## Task
Filter out everything except lines holding "from".

## Data listing
------------------------------

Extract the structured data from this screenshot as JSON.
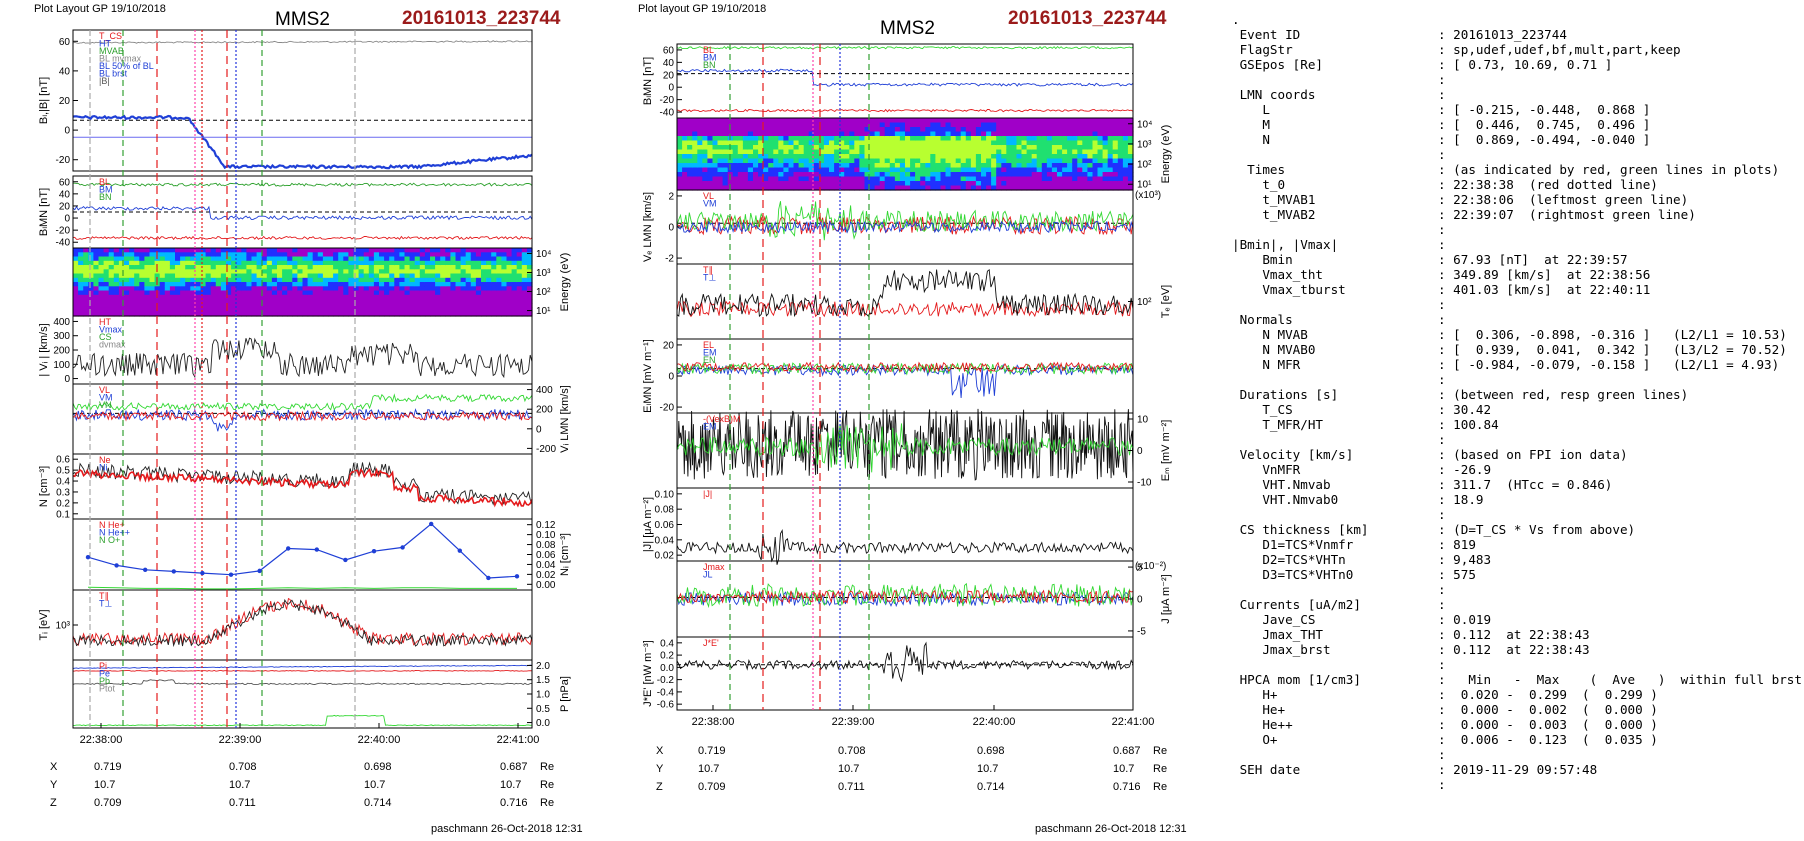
{
  "left_panel": {
    "header": "Plot Layout GP 19/10/2018",
    "title": "MMS2",
    "event": "20161013_223744",
    "panels": [
      {
        "ylabel": "Bₗ,|B| [nT]",
        "ticks": [
          "60",
          "40",
          "20",
          "0",
          "-20"
        ],
        "labels": [
          "T_CS",
          "HT",
          "MVAB",
          "BL mvmax",
          "BL 50% of BL",
          "BL brst",
          "|B|"
        ]
      },
      {
        "ylabel": "BₗMN [nT]",
        "ticks": [
          "60",
          "40",
          "20",
          "0",
          "-20",
          "-40"
        ],
        "labels": [
          "BL",
          "BM",
          "BN"
        ]
      },
      {
        "ylabel": "Energy (eV)",
        "ticks": [
          "10⁴",
          "10³",
          "10²",
          "10¹"
        ],
        "labels": []
      },
      {
        "ylabel": "| Vᵢ | [km/s]",
        "ticks": [
          "400",
          "300",
          "200",
          "100",
          "0"
        ],
        "labels": [
          "HT",
          "Vmax",
          "CS",
          "dvmax"
        ]
      },
      {
        "ylabel": "Vᵢ LMN [km/s]",
        "ticks": [
          "400",
          "200",
          "0",
          "-200"
        ],
        "labels": [
          "VL",
          "VM",
          "VN"
        ]
      },
      {
        "ylabel": "N [cm⁻³]",
        "ticks": [
          "0.6",
          "0.5",
          "0.4",
          "0.3",
          "0.2",
          "0.1"
        ],
        "labels": [
          "Ne",
          "Ni"
        ]
      },
      {
        "ylabel": "Nᵢ [cm⁻³]",
        "ticks": [
          "0.12",
          "0.10",
          "0.08",
          "0.06",
          "0.04",
          "0.02",
          "0.00"
        ],
        "labels": [
          "N He+",
          "N He++",
          "N O+"
        ]
      },
      {
        "ylabel": "Tᵢ [eV]",
        "ticks": [
          "10³"
        ],
        "labels": [
          "T∥",
          "T⊥"
        ]
      },
      {
        "ylabel": "P [nPa]",
        "ticks": [
          "2.0",
          "1.5",
          "1.0",
          "0.5",
          "0.0"
        ],
        "labels": [
          "Pi",
          "Pe",
          "Pb",
          "Ptot"
        ]
      }
    ],
    "xticks": [
      "22:38:00",
      "22:39:00",
      "22:40:00",
      "22:41:00"
    ],
    "footer": "paschmann 26-Oct-2018 12:31"
  },
  "right_panel": {
    "header": "Plot layout GP 19/10/2018",
    "title": "MMS2",
    "event": "20161013_223744",
    "panels": [
      {
        "ylabel": "BₗMN [nT]",
        "ticks": [
          "60",
          "40",
          "20",
          "0",
          "-20",
          "-40"
        ],
        "labels": [
          "BL",
          "BM",
          "BN"
        ]
      },
      {
        "ylabel": "Energy (eV)",
        "ticks": [
          "10⁴",
          "10³",
          "10²",
          "10¹"
        ],
        "labels": []
      },
      {
        "ylabel": "Vₑ LMN [km/s]",
        "ticks": [
          "2",
          "0",
          "-2"
        ],
        "labels": [
          "VL",
          "VM"
        ],
        "multiplier": "(x10³)"
      },
      {
        "ylabel": "Tₑ [eV]",
        "ticks": [
          "10²"
        ],
        "labels": [
          "T∥",
          "T⊥"
        ]
      },
      {
        "ylabel": "EₗMN [mV m⁻¹]",
        "ticks": [
          "20",
          "0",
          "-20"
        ],
        "labels": [
          "EL",
          "EM",
          "EN"
        ]
      },
      {
        "ylabel": "Eₘ [mV m⁻²]",
        "ticks": [
          "10",
          "0",
          "-10"
        ],
        "labels": [
          "-(VexB)M",
          "EM"
        ]
      },
      {
        "ylabel": "|J| [μA m⁻²]",
        "ticks": [
          "0.10",
          "0.08",
          "0.06",
          "0.04",
          "0.02"
        ],
        "labels": [
          "|J|"
        ]
      },
      {
        "ylabel": "J [μA m⁻²]",
        "ticks": [
          "5",
          "0",
          "-5"
        ],
        "labels": [
          "Jmax",
          "JL"
        ],
        "multiplier": "(x10⁻²)"
      },
      {
        "ylabel": "J*E' [nW m⁻³]",
        "ticks": [
          "0.4",
          "0.2",
          "0.0",
          "-0.2",
          "-0.4",
          "-0.6"
        ],
        "labels": [
          "J*E'"
        ]
      }
    ],
    "xticks": [
      "22:38:00",
      "22:39:00",
      "22:40:00",
      "22:41:00"
    ],
    "footer": "paschmann 26-Oct-2018 12:31"
  },
  "position_table": {
    "rows": [
      {
        "name": "X",
        "values": [
          "0.719",
          "0.708",
          "0.698",
          "0.687"
        ],
        "unit": "Re"
      },
      {
        "name": "Y",
        "values": [
          "10.7",
          "10.7",
          "10.7",
          "10.7"
        ],
        "unit": "Re"
      },
      {
        "name": "Z",
        "values": [
          "0.709",
          "0.711",
          "0.714",
          "0.716"
        ],
        "unit": "Re"
      }
    ]
  },
  "info": [
    {
      "k": ".",
      "v": ""
    },
    {
      "k": " Event ID",
      "v": ": 20161013_223744"
    },
    {
      "k": " FlagStr",
      "v": ": sp,udef,udef,bf,mult,part,keep"
    },
    {
      "k": " GSEpos [Re]",
      "v": ": [ 0.73, 10.69, 0.71 ]"
    },
    {
      "k": "",
      "v": ":"
    },
    {
      "k": " LMN coords",
      "v": ":"
    },
    {
      "k": "    L",
      "v": ": [ -0.215, -0.448,  0.868 ]"
    },
    {
      "k": "    M",
      "v": ": [  0.446,  0.745,  0.496 ]"
    },
    {
      "k": "    N",
      "v": ": [  0.869, -0.494, -0.040 ]"
    },
    {
      "k": "",
      "v": ":"
    },
    {
      "k": "  Times",
      "v": ": (as indicated by red, green lines in plots)"
    },
    {
      "k": "    t_0",
      "v": ": 22:38:38  (red dotted line)"
    },
    {
      "k": "    t_MVAB1",
      "v": ": 22:38:06  (leftmost green line)"
    },
    {
      "k": "    t_MVAB2",
      "v": ": 22:39:07  (rightmost green line)"
    },
    {
      "k": "",
      "v": ":"
    },
    {
      "k": "|Bmin|, |Vmax|",
      "v": ":"
    },
    {
      "k": "    Bmin",
      "v": ": 67.93 [nT]  at 22:39:57"
    },
    {
      "k": "    Vmax_tht",
      "v": ": 349.89 [km/s]  at 22:38:56"
    },
    {
      "k": "    Vmax_tburst",
      "v": ": 401.03 [km/s]  at 22:40:11"
    },
    {
      "k": "",
      "v": ":"
    },
    {
      "k": " Normals",
      "v": ":"
    },
    {
      "k": "    N MVAB",
      "v": ": [  0.306, -0.898, -0.316 ]   (L2/L1 = 10.53)"
    },
    {
      "k": "    N MVAB0",
      "v": ": [  0.939,  0.041,  0.342 ]   (L3/L2 = 70.52)"
    },
    {
      "k": "    N MFR",
      "v": ": [ -0.984, -0.079, -0.158 ]   (L2/L1 = 4.93)"
    },
    {
      "k": "",
      "v": ":"
    },
    {
      "k": " Durations [s]",
      "v": ": (between red, resp green lines)"
    },
    {
      "k": "    T_CS",
      "v": ": 30.42"
    },
    {
      "k": "    T_MFR/HT",
      "v": ": 100.84"
    },
    {
      "k": "",
      "v": ":"
    },
    {
      "k": " Velocity [km/s]",
      "v": ": (based on FPI ion data)"
    },
    {
      "k": "    VnMFR",
      "v": ": -26.9"
    },
    {
      "k": "    VHT.Nmvab",
      "v": ": 311.7  (HTcc = 0.846)"
    },
    {
      "k": "    VHT.Nmvab0",
      "v": ": 18.9"
    },
    {
      "k": "",
      "v": ":"
    },
    {
      "k": " CS thickness [km]",
      "v": ": (D=T_CS * Vs from above)"
    },
    {
      "k": "    D1=TCS*Vnmfr",
      "v": ": 819"
    },
    {
      "k": "    D2=TCS*VHTn",
      "v": ": 9,483"
    },
    {
      "k": "    D3=TCS*VHTn0",
      "v": ": 575"
    },
    {
      "k": "",
      "v": ":"
    },
    {
      "k": " Currents [uA/m2]",
      "v": ":"
    },
    {
      "k": "    Jave_CS",
      "v": ": 0.019"
    },
    {
      "k": "    Jmax_THT",
      "v": ": 0.112  at 22:38:43"
    },
    {
      "k": "    Jmax_brst",
      "v": ": 0.112  at 22:38:43"
    },
    {
      "k": "",
      "v": ":"
    },
    {
      "k": " HPCA mom [1/cm3]",
      "v": ":   Min   -  Max    (  Ave   )  within full brst int"
    },
    {
      "k": "    H+",
      "v": ":  0.020 -  0.299  (  0.299 )"
    },
    {
      "k": "    He+",
      "v": ":  0.000 -  0.002  (  0.000 )"
    },
    {
      "k": "    He++",
      "v": ":  0.000 -  0.003  (  0.000 )"
    },
    {
      "k": "    O+",
      "v": ":  0.006 -  0.123  (  0.035 )"
    },
    {
      "k": "",
      "v": ":"
    },
    {
      "k": " SEH date",
      "v": ": 2019-11-29 09:57:48"
    },
    {
      "k": "",
      "v": ":"
    }
  ],
  "chart_data": [
    {
      "type": "line",
      "title": "MMS2",
      "subtitle": "20161013_223744",
      "x_range": [
        "22:37:44",
        "22:41:05"
      ],
      "ion_density_series": [
        {
          "name": "N O+",
          "x": [
            "22:37:44",
            "22:37:57",
            "22:38:10",
            "22:38:23",
            "22:38:36",
            "22:38:49",
            "22:39:02",
            "22:39:15",
            "22:39:28",
            "22:39:41",
            "22:39:54",
            "22:40:07",
            "22:40:20",
            "22:40:33",
            "22:40:46",
            "22:40:59"
          ],
          "values": [
            0.06,
            0.045,
            0.037,
            0.034,
            0.031,
            0.028,
            0.035,
            0.076,
            0.074,
            0.055,
            0.071,
            0.078,
            0.121,
            0.072,
            0.022,
            0.025
          ]
        }
      ]
    },
    {
      "type": "line",
      "title": "MMS2",
      "subtitle": "20161013_223744",
      "x_range": [
        "22:37:44",
        "22:41:05"
      ]
    }
  ]
}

------------------------------

## Exercise solution
Extract the structured data from this screenshot as JSON.
      "v": ": (D=T_CS * Vs from above)"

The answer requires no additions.